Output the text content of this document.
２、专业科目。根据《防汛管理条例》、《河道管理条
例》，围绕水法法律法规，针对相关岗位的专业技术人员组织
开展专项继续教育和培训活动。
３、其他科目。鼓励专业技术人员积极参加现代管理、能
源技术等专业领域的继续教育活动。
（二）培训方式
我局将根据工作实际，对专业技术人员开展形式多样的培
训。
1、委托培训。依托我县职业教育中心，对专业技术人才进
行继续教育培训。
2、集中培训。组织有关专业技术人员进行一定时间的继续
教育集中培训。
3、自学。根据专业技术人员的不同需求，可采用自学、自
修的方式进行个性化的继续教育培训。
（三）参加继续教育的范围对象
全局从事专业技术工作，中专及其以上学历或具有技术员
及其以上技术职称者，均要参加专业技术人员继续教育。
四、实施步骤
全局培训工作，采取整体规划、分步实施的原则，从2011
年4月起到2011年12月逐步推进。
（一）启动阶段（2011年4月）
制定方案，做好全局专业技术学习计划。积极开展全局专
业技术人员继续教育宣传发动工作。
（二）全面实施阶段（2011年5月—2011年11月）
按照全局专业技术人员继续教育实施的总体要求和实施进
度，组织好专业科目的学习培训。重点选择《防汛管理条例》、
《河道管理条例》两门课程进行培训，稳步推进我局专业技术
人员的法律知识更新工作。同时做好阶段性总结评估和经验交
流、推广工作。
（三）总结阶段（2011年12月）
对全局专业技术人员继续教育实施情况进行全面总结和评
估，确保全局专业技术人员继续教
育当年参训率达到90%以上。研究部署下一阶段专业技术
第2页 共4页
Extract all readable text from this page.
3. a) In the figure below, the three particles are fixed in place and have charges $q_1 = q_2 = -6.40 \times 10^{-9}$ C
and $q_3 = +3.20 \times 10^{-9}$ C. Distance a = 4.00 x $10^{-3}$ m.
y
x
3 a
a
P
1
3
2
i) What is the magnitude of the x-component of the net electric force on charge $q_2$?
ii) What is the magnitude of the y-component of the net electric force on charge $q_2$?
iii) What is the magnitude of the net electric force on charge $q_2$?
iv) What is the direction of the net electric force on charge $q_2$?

• • •

» **PROBLEM TO WORK ON**
Return each line of the records above exactly as it reads.

» **RESPONSE FOR THIS EXERCISE**
Output the text content of this document.
２、专业科目。根据《防汛管理条例》、《河道管理条
例》，围绕水法法律法规，针对相关岗位的专业技术人员组织
开展专项继续教育和培训活动。
３、其他科目。鼓励专业技术人员积极参加现代管理、能
源技术等专业领域的继续教育活动。
（二）培训方式
我局将根据工作实际，对专业技术人员开展形式多样的培
训。
1、委托培训。依托我县职业教育中心，对专业技术人才进
行继续教育培训。
2、集中培训。组织有关专业技术人员进行一定时间的继续
教育集中培训。
3、自学。根据专业技术人员的不同需求，可采用自学、自
修的方式进行个性化的继续教育培训。
（三）参加继续教育的范围对象
全局从事专业技术工作，中专及其以上学历或具有技术员
及其以上技术职称者，均要参加专业技术人员继续教育。
四、实施步骤
全局培训工作，采取整体规划、分步实施的原则，从2011
年4月起到2011年12月逐步推进。
（一）启动阶段（2011年4月）
制定方案，做好全局专业技术学习计划。积极开展全局专
业技术人员继续教育宣传发动工作。
（二）全面实施阶段（2011年5月—2011年11月）
按照全局专业技术人员继续教育实施的总体要求和实施进
度，组织好专业科目的学习培训。重点选择《防汛管理条例》、
《河道管理条例》两门课程进行培训，稳步推进我局专业技术
人员的法律知识更新工作。同时做好阶段性总结评估和经验交
流、推广工作。
（三）总结阶段（2011年12月）
对全局专业技术人员继续教育实施情况进行全面总结和评
估，确保全局专业技术人员继续教
育当年参训率达到90%以上。研究部署下一阶段专业技术
第2页 共4页
Extract all readable text from this page.
3. a) In the figure below, the three particles are fixed in place and have charges $q_1 = q_2 = -6.40 \times 10^{-9}$ C
and $q_3 = +3.20 \times 10^{-9}$ C. Distance a = 4.00 x $10^{-3}$ m.
y
x
3 a
a
P
1
3
2
i) What is the magnitude of the x-component of the net electric force on charge $q_2$?
ii) What is the magnitude of the y-component of the net electric force on charge $q_2$?
iii) What is the magnitude of the net electric force on charge $q_2$?
iv) What is the direction of the net electric force on charge $q_2$?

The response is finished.